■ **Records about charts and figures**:
● ● ● ● ● ● ●

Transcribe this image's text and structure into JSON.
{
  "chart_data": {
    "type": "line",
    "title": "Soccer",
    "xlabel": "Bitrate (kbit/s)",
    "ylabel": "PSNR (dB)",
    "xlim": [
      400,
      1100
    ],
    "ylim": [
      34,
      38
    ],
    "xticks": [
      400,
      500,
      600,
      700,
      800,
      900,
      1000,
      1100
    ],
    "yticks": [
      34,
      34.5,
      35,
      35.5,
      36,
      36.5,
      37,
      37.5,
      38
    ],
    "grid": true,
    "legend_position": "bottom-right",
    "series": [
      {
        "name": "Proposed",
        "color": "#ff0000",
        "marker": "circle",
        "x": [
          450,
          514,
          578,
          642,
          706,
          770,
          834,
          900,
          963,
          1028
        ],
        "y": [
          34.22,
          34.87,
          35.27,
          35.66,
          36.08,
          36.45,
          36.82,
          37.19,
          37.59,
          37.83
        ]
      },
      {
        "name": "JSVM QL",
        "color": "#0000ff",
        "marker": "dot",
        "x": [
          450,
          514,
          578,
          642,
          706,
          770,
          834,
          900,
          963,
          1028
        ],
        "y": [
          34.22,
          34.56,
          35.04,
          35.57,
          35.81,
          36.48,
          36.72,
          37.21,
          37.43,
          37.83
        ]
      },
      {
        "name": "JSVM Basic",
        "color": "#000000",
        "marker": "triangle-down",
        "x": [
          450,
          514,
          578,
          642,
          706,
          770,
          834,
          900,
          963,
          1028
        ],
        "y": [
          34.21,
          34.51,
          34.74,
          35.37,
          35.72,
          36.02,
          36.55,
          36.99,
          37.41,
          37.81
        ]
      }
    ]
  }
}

● ● ● ● ● ● ●

■ **Directive**: Count up every line above that has the word "name" in it; answer with the number alone.

■ **Full output**: 3